What to do =>
Every entry must be echoed exactly.

Extracted records
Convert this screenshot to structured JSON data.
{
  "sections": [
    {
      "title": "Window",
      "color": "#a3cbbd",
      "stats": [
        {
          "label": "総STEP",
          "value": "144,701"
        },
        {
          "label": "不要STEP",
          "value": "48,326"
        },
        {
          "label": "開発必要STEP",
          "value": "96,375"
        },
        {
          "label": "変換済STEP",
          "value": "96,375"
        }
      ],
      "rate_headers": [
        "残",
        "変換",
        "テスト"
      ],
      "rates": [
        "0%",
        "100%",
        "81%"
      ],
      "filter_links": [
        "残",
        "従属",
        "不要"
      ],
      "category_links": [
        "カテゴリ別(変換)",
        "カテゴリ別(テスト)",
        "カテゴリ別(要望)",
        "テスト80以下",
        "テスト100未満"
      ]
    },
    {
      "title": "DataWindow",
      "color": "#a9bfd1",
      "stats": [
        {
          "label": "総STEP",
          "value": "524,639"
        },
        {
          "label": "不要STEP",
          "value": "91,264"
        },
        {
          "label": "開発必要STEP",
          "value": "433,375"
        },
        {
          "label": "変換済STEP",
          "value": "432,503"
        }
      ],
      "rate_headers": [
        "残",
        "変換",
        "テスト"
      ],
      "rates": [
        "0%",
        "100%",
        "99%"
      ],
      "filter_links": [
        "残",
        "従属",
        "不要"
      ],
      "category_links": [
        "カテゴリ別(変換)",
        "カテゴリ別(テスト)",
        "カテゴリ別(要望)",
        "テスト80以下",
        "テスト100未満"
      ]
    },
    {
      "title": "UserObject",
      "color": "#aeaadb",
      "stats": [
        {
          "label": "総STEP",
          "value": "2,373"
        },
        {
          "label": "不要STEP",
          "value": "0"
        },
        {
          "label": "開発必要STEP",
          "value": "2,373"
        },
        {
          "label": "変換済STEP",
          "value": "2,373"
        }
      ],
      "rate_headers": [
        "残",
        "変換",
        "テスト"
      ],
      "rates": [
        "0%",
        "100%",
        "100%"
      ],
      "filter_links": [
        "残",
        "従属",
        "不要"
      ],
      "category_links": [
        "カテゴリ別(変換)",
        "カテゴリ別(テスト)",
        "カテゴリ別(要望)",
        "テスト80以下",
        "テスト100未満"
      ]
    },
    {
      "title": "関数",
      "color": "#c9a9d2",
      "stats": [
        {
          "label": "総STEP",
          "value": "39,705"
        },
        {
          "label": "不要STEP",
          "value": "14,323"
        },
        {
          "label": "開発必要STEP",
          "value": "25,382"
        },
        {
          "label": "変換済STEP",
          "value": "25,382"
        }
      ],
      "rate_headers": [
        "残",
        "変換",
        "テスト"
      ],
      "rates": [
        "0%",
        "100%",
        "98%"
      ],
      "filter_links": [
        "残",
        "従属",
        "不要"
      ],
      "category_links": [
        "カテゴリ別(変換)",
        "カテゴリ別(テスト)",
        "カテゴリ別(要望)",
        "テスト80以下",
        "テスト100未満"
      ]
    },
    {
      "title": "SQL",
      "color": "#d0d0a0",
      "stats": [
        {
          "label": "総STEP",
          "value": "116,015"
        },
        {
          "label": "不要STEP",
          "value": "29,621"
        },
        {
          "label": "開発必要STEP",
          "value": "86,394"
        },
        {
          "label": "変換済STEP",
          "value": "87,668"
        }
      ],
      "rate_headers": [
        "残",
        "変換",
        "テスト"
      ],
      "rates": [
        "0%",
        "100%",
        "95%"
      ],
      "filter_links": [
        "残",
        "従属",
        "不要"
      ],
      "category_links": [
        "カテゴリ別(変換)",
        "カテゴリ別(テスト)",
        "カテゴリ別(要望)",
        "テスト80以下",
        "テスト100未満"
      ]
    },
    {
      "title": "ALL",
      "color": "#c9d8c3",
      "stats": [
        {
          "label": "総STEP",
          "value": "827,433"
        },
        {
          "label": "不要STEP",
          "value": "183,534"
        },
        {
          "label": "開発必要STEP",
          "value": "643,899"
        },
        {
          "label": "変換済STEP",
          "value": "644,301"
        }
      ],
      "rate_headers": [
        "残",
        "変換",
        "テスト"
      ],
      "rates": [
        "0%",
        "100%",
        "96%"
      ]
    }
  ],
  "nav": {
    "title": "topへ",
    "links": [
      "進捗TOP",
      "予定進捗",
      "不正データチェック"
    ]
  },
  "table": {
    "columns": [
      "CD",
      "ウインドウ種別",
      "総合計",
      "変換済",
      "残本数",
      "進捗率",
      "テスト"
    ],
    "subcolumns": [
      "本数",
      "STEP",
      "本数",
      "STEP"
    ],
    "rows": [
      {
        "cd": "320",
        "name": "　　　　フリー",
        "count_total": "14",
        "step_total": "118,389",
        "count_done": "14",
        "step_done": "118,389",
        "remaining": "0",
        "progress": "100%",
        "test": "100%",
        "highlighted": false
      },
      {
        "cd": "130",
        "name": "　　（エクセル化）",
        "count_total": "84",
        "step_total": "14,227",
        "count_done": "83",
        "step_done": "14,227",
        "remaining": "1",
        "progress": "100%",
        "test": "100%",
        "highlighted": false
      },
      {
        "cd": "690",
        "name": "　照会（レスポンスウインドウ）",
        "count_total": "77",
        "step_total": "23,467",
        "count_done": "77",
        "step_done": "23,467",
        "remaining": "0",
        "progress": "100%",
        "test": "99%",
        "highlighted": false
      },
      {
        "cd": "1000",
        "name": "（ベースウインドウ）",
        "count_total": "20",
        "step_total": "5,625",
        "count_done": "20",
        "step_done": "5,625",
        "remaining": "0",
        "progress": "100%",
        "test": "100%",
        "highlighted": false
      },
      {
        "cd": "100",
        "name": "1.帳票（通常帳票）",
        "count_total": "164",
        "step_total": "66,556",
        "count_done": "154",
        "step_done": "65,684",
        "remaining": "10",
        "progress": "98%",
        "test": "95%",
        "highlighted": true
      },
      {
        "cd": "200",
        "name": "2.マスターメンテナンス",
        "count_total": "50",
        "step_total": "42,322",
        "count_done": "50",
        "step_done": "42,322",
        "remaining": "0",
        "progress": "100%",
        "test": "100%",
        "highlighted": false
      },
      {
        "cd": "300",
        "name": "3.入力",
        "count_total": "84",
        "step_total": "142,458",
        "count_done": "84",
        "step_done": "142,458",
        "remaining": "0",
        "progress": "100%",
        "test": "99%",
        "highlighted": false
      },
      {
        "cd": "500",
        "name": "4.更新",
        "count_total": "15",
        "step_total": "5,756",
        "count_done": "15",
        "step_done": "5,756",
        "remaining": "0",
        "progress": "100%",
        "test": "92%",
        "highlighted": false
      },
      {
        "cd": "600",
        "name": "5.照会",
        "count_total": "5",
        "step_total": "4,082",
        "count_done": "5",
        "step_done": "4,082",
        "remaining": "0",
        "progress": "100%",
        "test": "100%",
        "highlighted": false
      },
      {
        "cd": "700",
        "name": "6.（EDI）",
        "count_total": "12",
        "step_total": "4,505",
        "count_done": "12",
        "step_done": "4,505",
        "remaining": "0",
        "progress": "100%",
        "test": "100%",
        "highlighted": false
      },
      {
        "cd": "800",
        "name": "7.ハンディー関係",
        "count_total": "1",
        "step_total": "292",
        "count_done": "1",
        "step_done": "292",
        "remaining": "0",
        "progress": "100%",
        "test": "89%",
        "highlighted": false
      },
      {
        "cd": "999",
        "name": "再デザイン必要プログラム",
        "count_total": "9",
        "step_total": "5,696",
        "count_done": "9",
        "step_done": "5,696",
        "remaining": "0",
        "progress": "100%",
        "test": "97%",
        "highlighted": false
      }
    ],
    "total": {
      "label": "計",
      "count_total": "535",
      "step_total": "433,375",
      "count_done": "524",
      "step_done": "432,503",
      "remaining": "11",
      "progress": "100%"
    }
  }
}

Completed task =>
Convert this screenshot to structured JSON data.
{
  "sections": [
    {
      "title": "Window",
      "color": "#a3cbbd",
      "stats": [
        {
          "label": "総STEP",
          "value": "144,701"
        },
        {
          "label": "不要STEP",
          "value": "48,326"
        },
        {
          "label": "開発必要STEP",
          "value": "96,375"
        },
        {
          "label": "変換済STEP",
          "value": "96,375"
        }
      ],
      "rate_headers": [
        "残",
        "変換",
        "テスト"
      ],
      "rates": [
        "0%",
        "100%",
        "81%"
      ],
      "filter_links": [
        "残",
        "従属",
        "不要"
      ],
      "category_links": [
        "カテゴリ別(変換)",
        "カテゴリ別(テスト)",
        "カテゴリ別(要望)",
        "テスト80以下",
        "テスト100未満"
      ]
    },
    {
      "title": "DataWindow",
      "color": "#a9bfd1",
      "stats": [
        {
          "label": "総STEP",
          "value": "524,639"
        },
        {
          "label": "不要STEP",
          "value": "91,264"
        },
        {
          "label": "開発必要STEP",
          "value": "433,375"
        },
        {
          "label": "変換済STEP",
          "value": "432,503"
        }
      ],
      "rate_headers": [
        "残",
        "変換",
        "テスト"
      ],
      "rates": [
        "0%",
        "100%",
        "99%"
      ],
      "filter_links": [
        "残",
        "従属",
        "不要"
      ],
      "category_links": [
        "カテゴリ別(変換)",
        "カテゴリ別(テスト)",
        "カテゴリ別(要望)",
        "テスト80以下",
        "テスト100未満"
      ]
    },
    {
      "title": "UserObject",
      "color": "#aeaadb",
      "stats": [
        {
          "label": "総STEP",
          "value": "2,373"
        },
        {
          "label": "不要STEP",
          "value": "0"
        },
        {
          "label": "開発必要STEP",
          "value": "2,373"
        },
        {
          "label": "変換済STEP",
          "value": "2,373"
        }
      ],
      "rate_headers": [
        "残",
        "変換",
        "テスト"
      ],
      "rates": [
        "0%",
        "100%",
        "100%"
      ],
      "filter_links": [
        "残",
        "従属",
        "不要"
      ],
      "category_links": [
        "カテゴリ別(変換)",
        "カテゴリ別(テスト)",
        "カテゴリ別(要望)",
        "テスト80以下",
        "テスト100未満"
      ]
    },
    {
      "title": "関数",
      "color": "#c9a9d2",
      "stats": [
        {
          "label": "総STEP",
          "value": "39,705"
        },
        {
          "label": "不要STEP",
          "value": "14,323"
        },
        {
          "label": "開発必要STEP",
          "value": "25,382"
        },
        {
          "label": "変換済STEP",
          "value": "25,382"
        }
      ],
      "rate_headers": [
        "残",
        "変換",
        "テスト"
      ],
      "rates": [
        "0%",
        "100%",
        "98%"
      ],
      "filter_links": [
        "残",
        "従属",
        "不要"
      ],
      "category_links": [
        "カテゴリ別(変換)",
        "カテゴリ別(テスト)",
        "カテゴリ別(要望)",
        "テスト80以下",
        "テスト100未満"
      ]
    },
    {
      "title": "SQL",
      "color": "#d0d0a0",
      "stats": [
        {
          "label": "総STEP",
          "value": "116,015"
        },
        {
          "label": "不要STEP",
          "value": "29,621"
        },
        {
          "label": "開発必要STEP",
          "value": "86,394"
        },
        {
          "label": "変換済STEP",
          "value": "87,668"
        }
      ],
      "rate_headers": [
        "残",
        "変換",
        "テスト"
      ],
      "rates": [
        "0%",
        "100%",
        "95%"
      ],
      "filter_links": [
        "残",
        "従属",
        "不要"
      ],
      "category_links": [
        "カテゴリ別(変換)",
        "カテゴリ別(テスト)",
        "カテゴリ別(要望)",
        "テスト80以下",
        "テスト100未満"
      ]
    },
    {
      "title": "ALL",
      "color": "#c9d8c3",
      "stats": [
        {
          "label": "総STEP",
          "value": "827,433"
        },
        {
          "label": "不要STEP",
          "value": "183,534"
        },
        {
          "label": "開発必要STEP",
          "value": "643,899"
        },
        {
          "label": "変換済STEP",
          "value": "644,301"
        }
      ],
      "rate_headers": [
        "残",
        "変換",
        "テスト"
      ],
      "rates": [
        "0%",
        "100%",
        "96%"
      ]
    }
  ],
  "nav": {
    "title": "topへ",
    "links": [
      "進捗TOP",
      "予定進捗",
      "不正データチェック"
    ]
  },
  "table": {
    "columns": [
      "CD",
      "ウインドウ種別",
      "総合計",
      "変換済",
      "残本数",
      "進捗率",
      "テスト"
    ],
    "subcolumns": [
      "本数",
      "STEP",
      "本数",
      "STEP"
    ],
    "rows": [
      {
        "cd": "320",
        "name": "　　　　フリー",
        "count_total": "14",
        "step_total": "118,389",
        "count_done": "14",
        "step_done": "118,389",
        "remaining": "0",
        "progress": "100%",
        "test": "100%",
        "highlighted": false
      },
      {
        "cd": "130",
        "name": "　　（エクセル化）",
        "count_total": "84",
        "step_total": "14,227",
        "count_done": "83",
        "step_done": "14,227",
        "remaining": "1",
        "progress": "100%",
        "test": "100%",
        "highlighted": false
      },
      {
        "cd": "690",
        "name": "　照会（レスポンスウインドウ）",
        "count_total": "77",
        "step_total": "23,467",
        "count_done": "77",
        "step_done": "23,467",
        "remaining": "0",
        "progress": "100%",
        "test": "99%",
        "highlighted": false
      },
      {
        "cd": "1000",
        "name": "（ベースウインドウ）",
        "count_total": "20",
        "step_total": "5,625",
        "count_done": "20",
        "step_done": "5,625",
        "remaining": "0",
        "progress": "100%",
        "test": "100%",
        "highlighted": false
      },
      {
        "cd": "100",
        "name": "1.帳票（通常帳票）",
        "count_total": "164",
        "step_total": "66,556",
        "count_done": "154",
        "step_done": "65,684",
        "remaining": "10",
        "progress": "98%",
        "test": "95%",
        "highlighted": true
      },
      {
        "cd": "200",
        "name": "2.マスターメンテナンス",
        "count_total": "50",
        "step_total": "42,322",
        "count_done": "50",
        "step_done": "42,322",
        "remaining": "0",
        "progress": "100%",
        "test": "100%",
        "highlighted": false
      },
      {
        "cd": "300",
        "name": "3.入力",
        "count_total": "84",
        "step_total": "142,458",
        "count_done": "84",
        "step_done": "142,458",
        "remaining": "0",
        "progress": "100%",
        "test": "99%",
        "highlighted": false
      },
      {
        "cd": "500",
        "name": "4.更新",
        "count_total": "15",
        "step_total": "5,756",
        "count_done": "15",
        "step_done": "5,756",
        "remaining": "0",
        "progress": "100%",
        "test": "92%",
        "highlighted": false
      },
      {
        "cd": "600",
        "name": "5.照会",
        "count_total": "5",
        "step_total": "4,082",
        "count_done": "5",
        "step_done": "4,082",
        "remaining": "0",
        "progress": "100%",
        "test": "100%",
        "highlighted": false
      },
      {
        "cd": "700",
        "name": "6.（EDI）",
        "count_total": "12",
        "step_total": "4,505",
        "count_done": "12",
        "step_done": "4,505",
        "remaining": "0",
        "progress": "100%",
        "test": "100%",
        "highlighted": false
      },
      {
        "cd": "800",
        "name": "7.ハンディー関係",
        "count_total": "1",
        "step_total": "292",
        "count_done": "1",
        "step_done": "292",
        "remaining": "0",
        "progress": "100%",
        "test": "89%",
        "highlighted": false
      },
      {
        "cd": "999",
        "name": "再デザイン必要プログラム",
        "count_total": "9",
        "step_total": "5,696",
        "count_done": "9",
        "step_done": "5,696",
        "remaining": "0",
        "progress": "100%",
        "test": "97%",
        "highlighted": false
      }
    ],
    "total": {
      "label": "計",
      "count_total": "535",
      "step_total": "433,375",
      "count_done": "524",
      "step_done": "432,503",
      "remaining": "11",
      "progress": "100%"
    }
  }
}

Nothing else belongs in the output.